### DIRECTIONS FOR THIS TASK
Every line that includes the word "methods" is to be listed.

(Rows from a dataset)
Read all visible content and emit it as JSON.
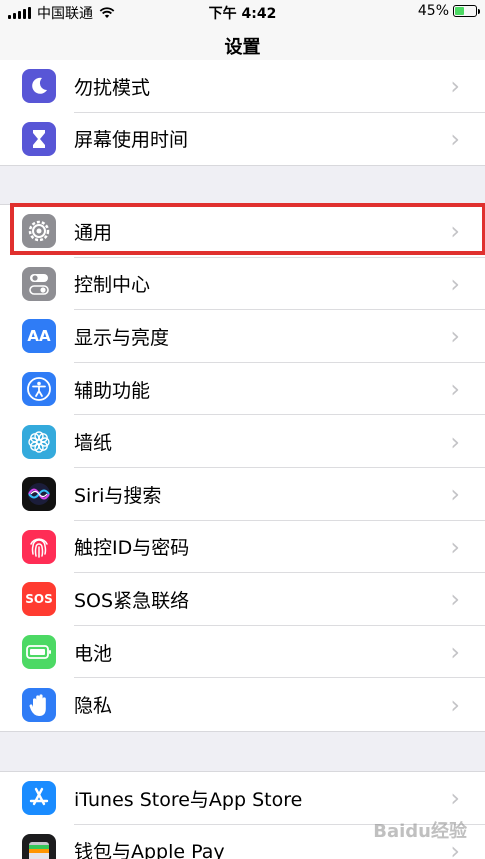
{
  "status_bar": {
    "carrier": "中国联通",
    "time": "下午 4:42",
    "battery": "45%"
  },
  "header": {
    "title": "设置"
  },
  "group1": [
    {
      "label": "勿扰模式",
      "icon": "moon-icon",
      "color": "#5856d6"
    },
    {
      "label": "屏幕使用时间",
      "icon": "hourglass-icon",
      "color": "#5856d6"
    }
  ],
  "group2": [
    {
      "label": "通用",
      "icon": "gear-icon",
      "color": "#8e8e93",
      "highlighted": true
    },
    {
      "label": "控制中心",
      "icon": "toggle-icon",
      "color": "#8e8e93"
    },
    {
      "label": "显示与亮度",
      "icon": "text-size-icon",
      "color": "#2f7cf6",
      "glyph": "AA"
    },
    {
      "label": "辅助功能",
      "icon": "accessibility-icon",
      "color": "#2f7cf6"
    },
    {
      "label": "墙纸",
      "icon": "flower-icon",
      "color": "#34aadc"
    },
    {
      "label": "Siri与搜索",
      "icon": "siri-icon",
      "color": "#111111"
    },
    {
      "label": "触控ID与密码",
      "icon": "fingerprint-icon",
      "color": "#ff2d55"
    },
    {
      "label": "SOS紧急联络",
      "icon": "sos-icon",
      "color": "#ff3b30",
      "glyph": "SOS"
    },
    {
      "label": "电池",
      "icon": "battery-icon",
      "color": "#4cd964"
    },
    {
      "label": "隐私",
      "icon": "hand-icon",
      "color": "#2f7cf6"
    }
  ],
  "group3": [
    {
      "label": "iTunes Store与App Store",
      "icon": "app-store-icon",
      "color": "#1a8cff"
    },
    {
      "label": "钱包与Apple Pay",
      "icon": "wallet-icon",
      "color": "#1c1c1e"
    }
  ],
  "watermark": "Baidu经验"
}
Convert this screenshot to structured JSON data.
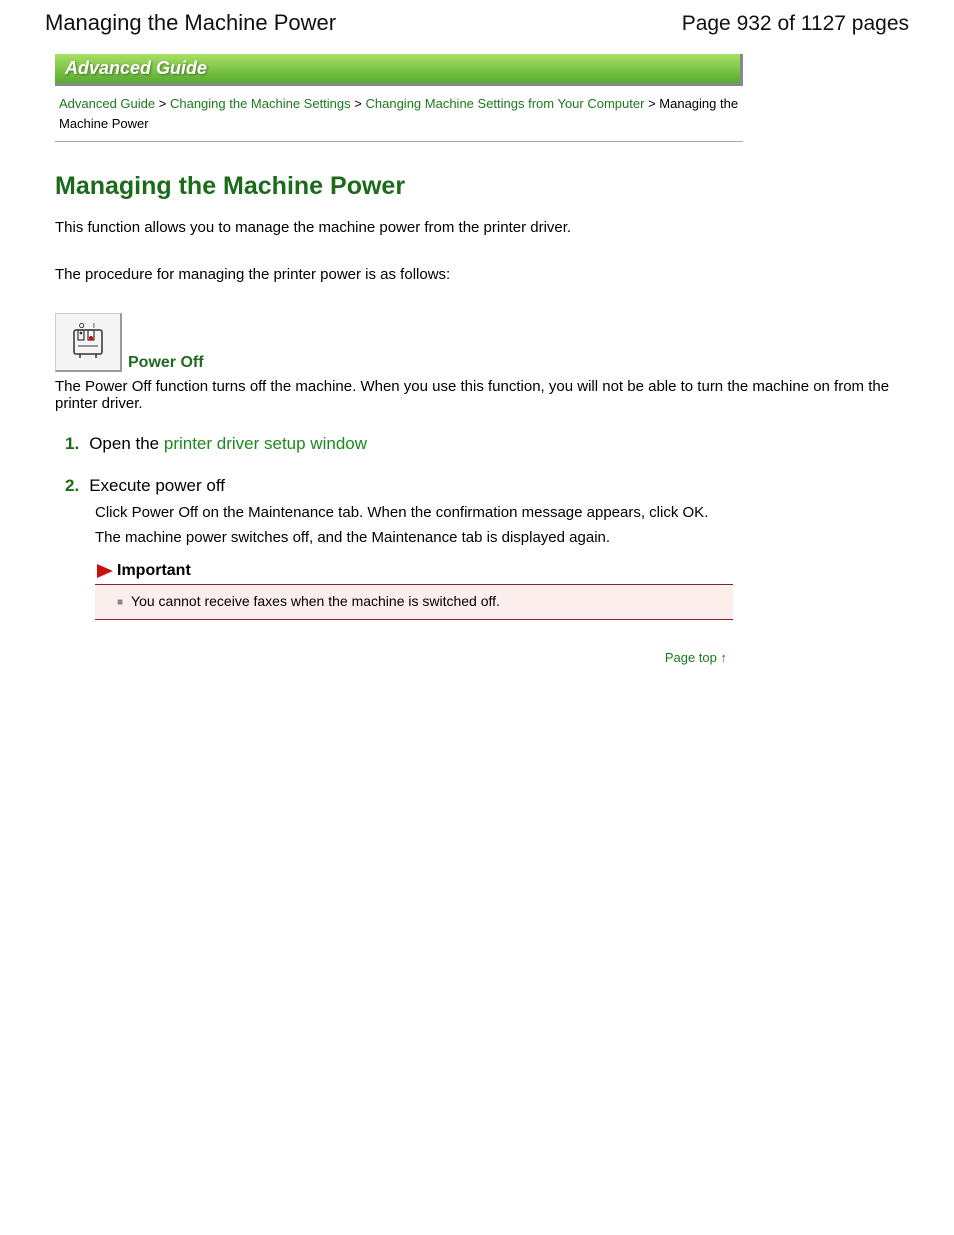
{
  "header": {
    "title_left": "Managing the Machine Power",
    "page_indicator": "Page 932 of 1127 pages"
  },
  "banner": {
    "text": "Advanced Guide"
  },
  "breadcrumb": {
    "link1": "Advanced Guide",
    "sep": " > ",
    "link2": "Changing the Machine Settings",
    "link3": "Changing Machine Settings from Your Computer",
    "current": "Managing the Machine Power"
  },
  "main": {
    "heading": "Managing the Machine Power",
    "intro1": "This function allows you to manage the machine power from the printer driver.",
    "intro2": "The procedure for managing the printer power is as follows:"
  },
  "power_off": {
    "label": "Power Off",
    "icon_name": "power-off-printer-icon",
    "desc": "The Power Off function turns off the machine. When you use this function, you will not be able to turn the machine on from the printer driver."
  },
  "steps": [
    {
      "num": "1.",
      "title_prefix": "Open the ",
      "title_link": "printer driver setup window",
      "body": []
    },
    {
      "num": "2.",
      "title_prefix": "Execute power off",
      "title_link": "",
      "body": [
        "Click Power Off on the Maintenance tab. When the confirmation message appears, click OK.",
        "The machine power switches off, and the Maintenance tab is displayed again."
      ]
    }
  ],
  "important": {
    "label": "Important",
    "items": [
      "You cannot receive faxes when the machine is switched off."
    ]
  },
  "page_top": {
    "label": "Page top",
    "arrow": "↑"
  }
}
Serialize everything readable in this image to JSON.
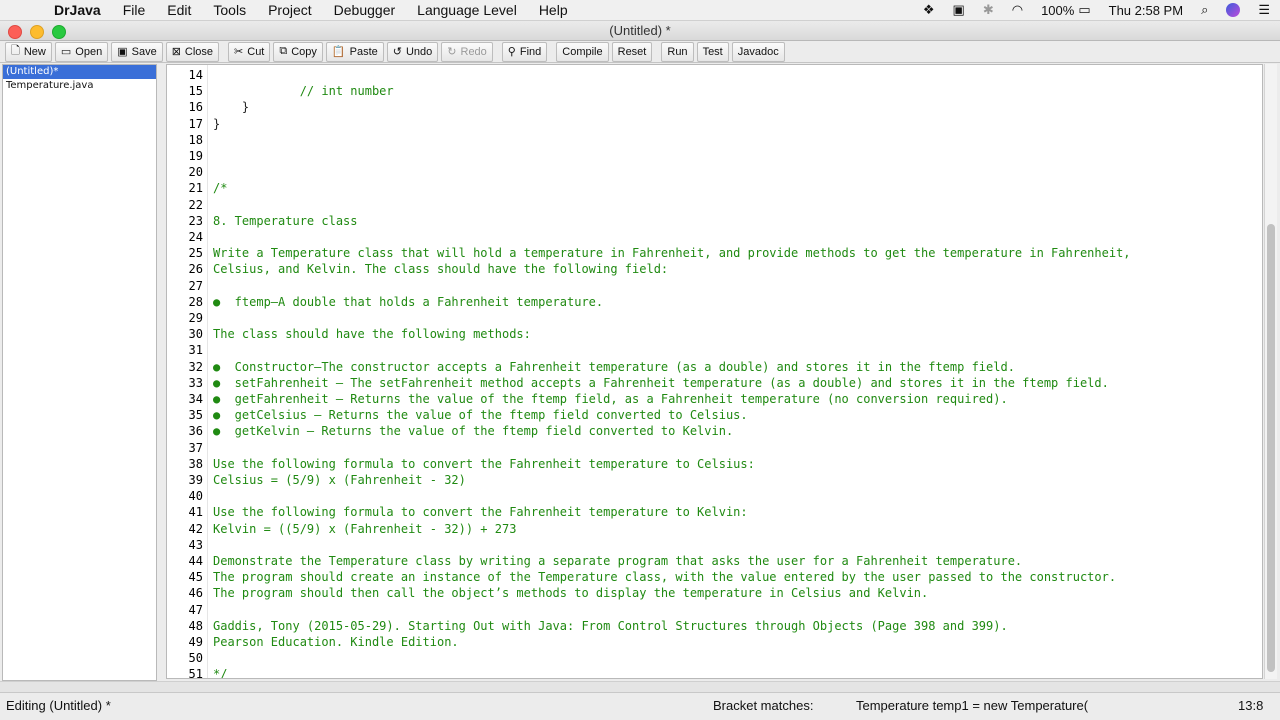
{
  "menubar": {
    "app_name": "DrJava",
    "menus": [
      "File",
      "Edit",
      "Tools",
      "Project",
      "Debugger",
      "Language Level",
      "Help"
    ],
    "battery": "100%",
    "clock": "Thu 2:58 PM"
  },
  "window": {
    "title": "(Untitled) *"
  },
  "toolbar": {
    "buttons": [
      {
        "label": "New",
        "icon": "new-file-icon"
      },
      {
        "label": "Open",
        "icon": "open-folder-icon"
      },
      {
        "label": "Save",
        "icon": "save-icon"
      },
      {
        "label": "Close",
        "icon": "close-icon"
      },
      {
        "label": "Cut",
        "icon": "scissors-icon"
      },
      {
        "label": "Copy",
        "icon": "copy-icon"
      },
      {
        "label": "Paste",
        "icon": "clipboard-icon"
      },
      {
        "label": "Undo",
        "icon": "undo-icon"
      },
      {
        "label": "Redo",
        "icon": "redo-icon"
      },
      {
        "label": "Find",
        "icon": "binoculars-icon"
      },
      {
        "label": "Compile"
      },
      {
        "label": "Reset"
      },
      {
        "label": "Run"
      },
      {
        "label": "Test"
      },
      {
        "label": "Javadoc"
      }
    ]
  },
  "sidebar": {
    "files": [
      {
        "name": "(Untitled)*",
        "selected": true
      },
      {
        "name": "Temperature.java",
        "selected": false
      }
    ]
  },
  "editor": {
    "lines": [
      {
        "n": "14",
        "text": ""
      },
      {
        "n": "15",
        "text": "            // int number"
      },
      {
        "n": "16",
        "text": "    }"
      },
      {
        "n": "17",
        "text": "}"
      },
      {
        "n": "18",
        "text": ""
      },
      {
        "n": "19",
        "text": ""
      },
      {
        "n": "20",
        "text": ""
      },
      {
        "n": "21",
        "text": "/*"
      },
      {
        "n": "22",
        "text": ""
      },
      {
        "n": "23",
        "text": "8. Temperature class"
      },
      {
        "n": "24",
        "text": ""
      },
      {
        "n": "25",
        "text": "Write a Temperature class that will hold a temperature in Fahrenheit, and provide methods to get the temperature in Fahrenheit,"
      },
      {
        "n": "26",
        "text": "Celsius, and Kelvin. The class should have the following field:"
      },
      {
        "n": "27",
        "text": ""
      },
      {
        "n": "28",
        "text": "●  ftemp–A double that holds a Fahrenheit temperature."
      },
      {
        "n": "29",
        "text": ""
      },
      {
        "n": "30",
        "text": "The class should have the following methods:"
      },
      {
        "n": "31",
        "text": ""
      },
      {
        "n": "32",
        "text": "●  Constructor–The constructor accepts a Fahrenheit temperature (as a double) and stores it in the ftemp field."
      },
      {
        "n": "33",
        "text": "●  setFahrenheit – The setFahrenheit method accepts a Fahrenheit temperature (as a double) and stores it in the ftemp field."
      },
      {
        "n": "34",
        "text": "●  getFahrenheit – Returns the value of the ftemp field, as a Fahrenheit temperature (no conversion required)."
      },
      {
        "n": "35",
        "text": "●  getCelsius – Returns the value of the ftemp field converted to Celsius."
      },
      {
        "n": "36",
        "text": "●  getKelvin – Returns the value of the ftemp field converted to Kelvin."
      },
      {
        "n": "37",
        "text": ""
      },
      {
        "n": "38",
        "text": "Use the following formula to convert the Fahrenheit temperature to Celsius:"
      },
      {
        "n": "39",
        "text": "Celsius = (5/9) x (Fahrenheit - 32)"
      },
      {
        "n": "40",
        "text": ""
      },
      {
        "n": "41",
        "text": "Use the following formula to convert the Fahrenheit temperature to Kelvin:"
      },
      {
        "n": "42",
        "text": "Kelvin = ((5/9) x (Fahrenheit - 32)) + 273"
      },
      {
        "n": "43",
        "text": ""
      },
      {
        "n": "44",
        "text": "Demonstrate the Temperature class by writing a separate program that asks the user for a Fahrenheit temperature."
      },
      {
        "n": "45",
        "text": "The program should create an instance of the Temperature class, with the value entered by the user passed to the constructor."
      },
      {
        "n": "46",
        "text": "The program should then call the object’s methods to display the temperature in Celsius and Kelvin."
      },
      {
        "n": "47",
        "text": ""
      },
      {
        "n": "48",
        "text": "Gaddis, Tony (2015-05-29). Starting Out with Java: From Control Structures through Objects (Page 398 and 399)."
      },
      {
        "n": "49",
        "text": "Pearson Education. Kindle Edition."
      },
      {
        "n": "50",
        "text": ""
      },
      {
        "n": "51",
        "text": "*/"
      }
    ]
  },
  "statusbar": {
    "left": "Editing (Untitled) *",
    "bracket_label": "Bracket matches:",
    "bracket_value": "Temperature temp1 = new Temperature(",
    "position": "13:8"
  }
}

### ANSWER
        "text": "Write a Temperature class that will hold a temperature in Fahrenheit, and provide methods to get the temperature in Fahrenheit,"
        "text": "The class should have the following methods:"
        "text": "The program should then call the object’s methods to display the temperature in Celsius and Kelvin."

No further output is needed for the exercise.